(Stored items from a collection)

◆ ◆ ◆ ◆ ◆

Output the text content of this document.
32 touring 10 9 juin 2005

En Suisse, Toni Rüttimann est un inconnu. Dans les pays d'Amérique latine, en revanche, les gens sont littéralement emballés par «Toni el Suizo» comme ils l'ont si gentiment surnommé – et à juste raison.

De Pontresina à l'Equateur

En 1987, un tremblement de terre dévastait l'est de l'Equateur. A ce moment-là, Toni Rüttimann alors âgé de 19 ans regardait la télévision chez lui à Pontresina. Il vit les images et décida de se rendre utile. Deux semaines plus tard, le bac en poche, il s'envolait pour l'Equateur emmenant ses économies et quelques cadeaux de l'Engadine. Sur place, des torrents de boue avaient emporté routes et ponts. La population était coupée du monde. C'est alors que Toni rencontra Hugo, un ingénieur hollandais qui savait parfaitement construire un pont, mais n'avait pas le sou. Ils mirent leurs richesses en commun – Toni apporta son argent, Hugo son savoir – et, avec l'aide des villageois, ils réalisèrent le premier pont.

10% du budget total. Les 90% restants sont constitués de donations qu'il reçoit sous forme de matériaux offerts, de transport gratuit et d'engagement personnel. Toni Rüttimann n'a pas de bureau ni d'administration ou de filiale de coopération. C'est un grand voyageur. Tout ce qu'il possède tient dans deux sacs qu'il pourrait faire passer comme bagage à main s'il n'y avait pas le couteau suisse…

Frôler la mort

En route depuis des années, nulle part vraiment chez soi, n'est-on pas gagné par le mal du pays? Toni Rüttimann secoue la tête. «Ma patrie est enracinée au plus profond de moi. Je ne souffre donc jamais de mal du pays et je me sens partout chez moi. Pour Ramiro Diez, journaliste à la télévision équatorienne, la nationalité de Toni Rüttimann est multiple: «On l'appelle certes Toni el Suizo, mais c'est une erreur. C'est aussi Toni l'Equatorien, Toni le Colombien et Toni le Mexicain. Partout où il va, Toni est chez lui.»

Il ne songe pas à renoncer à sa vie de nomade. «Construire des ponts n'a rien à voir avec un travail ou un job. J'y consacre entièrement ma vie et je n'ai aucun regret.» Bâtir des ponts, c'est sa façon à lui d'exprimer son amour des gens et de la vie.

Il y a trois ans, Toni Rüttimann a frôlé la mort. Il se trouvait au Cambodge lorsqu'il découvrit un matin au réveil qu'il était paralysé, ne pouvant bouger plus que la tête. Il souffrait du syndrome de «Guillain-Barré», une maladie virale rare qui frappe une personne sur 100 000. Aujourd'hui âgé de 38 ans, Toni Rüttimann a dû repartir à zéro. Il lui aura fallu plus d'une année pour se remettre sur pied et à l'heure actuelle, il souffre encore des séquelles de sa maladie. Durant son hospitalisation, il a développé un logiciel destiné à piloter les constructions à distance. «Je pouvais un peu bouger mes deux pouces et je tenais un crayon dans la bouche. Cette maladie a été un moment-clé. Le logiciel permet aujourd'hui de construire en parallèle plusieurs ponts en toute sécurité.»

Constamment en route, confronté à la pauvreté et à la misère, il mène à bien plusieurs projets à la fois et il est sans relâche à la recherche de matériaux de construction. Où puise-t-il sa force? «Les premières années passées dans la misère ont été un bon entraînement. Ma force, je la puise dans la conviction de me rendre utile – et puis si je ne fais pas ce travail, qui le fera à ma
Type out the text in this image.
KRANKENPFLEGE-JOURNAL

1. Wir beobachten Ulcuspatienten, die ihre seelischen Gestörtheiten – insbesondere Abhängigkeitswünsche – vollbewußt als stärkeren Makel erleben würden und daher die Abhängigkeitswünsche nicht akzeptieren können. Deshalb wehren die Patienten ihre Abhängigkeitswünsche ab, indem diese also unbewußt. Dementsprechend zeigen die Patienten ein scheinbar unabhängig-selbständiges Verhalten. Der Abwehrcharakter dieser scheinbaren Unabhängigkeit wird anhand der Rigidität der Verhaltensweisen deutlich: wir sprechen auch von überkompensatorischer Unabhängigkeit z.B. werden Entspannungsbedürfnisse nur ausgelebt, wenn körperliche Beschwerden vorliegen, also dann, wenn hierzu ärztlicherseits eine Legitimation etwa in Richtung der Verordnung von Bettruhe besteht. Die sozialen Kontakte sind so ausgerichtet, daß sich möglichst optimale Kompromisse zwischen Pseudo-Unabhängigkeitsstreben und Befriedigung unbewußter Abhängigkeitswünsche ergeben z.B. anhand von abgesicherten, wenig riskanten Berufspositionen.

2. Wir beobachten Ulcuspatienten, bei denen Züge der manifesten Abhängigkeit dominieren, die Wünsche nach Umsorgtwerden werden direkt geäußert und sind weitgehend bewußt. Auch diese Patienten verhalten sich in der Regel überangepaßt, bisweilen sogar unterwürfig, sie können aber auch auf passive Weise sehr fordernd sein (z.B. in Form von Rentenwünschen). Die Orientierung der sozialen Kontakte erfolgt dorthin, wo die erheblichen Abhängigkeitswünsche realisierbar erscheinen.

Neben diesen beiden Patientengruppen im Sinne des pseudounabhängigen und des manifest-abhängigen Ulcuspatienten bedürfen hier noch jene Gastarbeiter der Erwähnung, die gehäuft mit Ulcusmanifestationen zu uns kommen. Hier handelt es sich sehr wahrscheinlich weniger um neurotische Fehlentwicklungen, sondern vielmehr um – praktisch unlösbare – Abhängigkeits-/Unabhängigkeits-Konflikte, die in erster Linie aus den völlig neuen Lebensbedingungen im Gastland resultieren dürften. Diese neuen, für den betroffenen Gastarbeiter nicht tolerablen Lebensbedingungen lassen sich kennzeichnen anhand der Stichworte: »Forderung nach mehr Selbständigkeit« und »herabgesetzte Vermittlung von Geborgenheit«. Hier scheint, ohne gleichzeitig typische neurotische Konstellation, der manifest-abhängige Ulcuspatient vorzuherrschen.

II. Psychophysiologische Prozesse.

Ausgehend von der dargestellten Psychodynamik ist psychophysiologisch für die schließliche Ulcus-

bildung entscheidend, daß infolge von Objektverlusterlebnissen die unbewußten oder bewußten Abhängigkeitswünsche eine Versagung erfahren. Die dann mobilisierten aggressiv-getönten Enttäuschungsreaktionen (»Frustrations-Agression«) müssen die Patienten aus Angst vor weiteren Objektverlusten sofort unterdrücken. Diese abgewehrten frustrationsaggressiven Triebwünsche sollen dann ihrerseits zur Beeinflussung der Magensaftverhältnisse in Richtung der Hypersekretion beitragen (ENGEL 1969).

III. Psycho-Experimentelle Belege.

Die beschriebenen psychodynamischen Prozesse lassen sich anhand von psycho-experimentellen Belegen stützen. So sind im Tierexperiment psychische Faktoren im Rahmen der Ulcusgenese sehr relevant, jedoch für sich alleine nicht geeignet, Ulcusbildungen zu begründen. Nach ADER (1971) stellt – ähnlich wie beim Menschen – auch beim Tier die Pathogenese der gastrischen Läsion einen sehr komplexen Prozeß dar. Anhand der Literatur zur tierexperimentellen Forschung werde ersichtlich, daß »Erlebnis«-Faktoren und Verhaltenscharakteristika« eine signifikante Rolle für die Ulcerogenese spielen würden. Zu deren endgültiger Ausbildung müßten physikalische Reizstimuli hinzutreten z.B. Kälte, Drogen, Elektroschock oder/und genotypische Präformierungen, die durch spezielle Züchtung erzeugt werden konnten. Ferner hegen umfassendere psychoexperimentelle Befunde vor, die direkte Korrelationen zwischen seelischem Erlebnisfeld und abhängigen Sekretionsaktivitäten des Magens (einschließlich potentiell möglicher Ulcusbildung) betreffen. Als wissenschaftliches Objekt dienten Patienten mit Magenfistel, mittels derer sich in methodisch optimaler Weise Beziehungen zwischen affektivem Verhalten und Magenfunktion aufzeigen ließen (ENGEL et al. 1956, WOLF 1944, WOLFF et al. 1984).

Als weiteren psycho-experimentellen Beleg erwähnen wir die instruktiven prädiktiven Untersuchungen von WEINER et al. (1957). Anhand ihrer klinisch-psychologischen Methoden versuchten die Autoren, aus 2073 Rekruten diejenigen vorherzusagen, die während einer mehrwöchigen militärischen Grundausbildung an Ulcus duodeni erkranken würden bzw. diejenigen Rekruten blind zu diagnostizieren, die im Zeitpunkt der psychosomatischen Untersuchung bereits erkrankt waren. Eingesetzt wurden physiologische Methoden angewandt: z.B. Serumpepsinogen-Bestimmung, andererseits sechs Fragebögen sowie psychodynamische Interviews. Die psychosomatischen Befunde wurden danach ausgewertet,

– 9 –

◆ ◆ ◆ ◆ ◆

* _What you need to do_
Pull every line containing "this" out of the data above.

* _Answer for the task_
Output the text content of this document.
Type out the text in this image.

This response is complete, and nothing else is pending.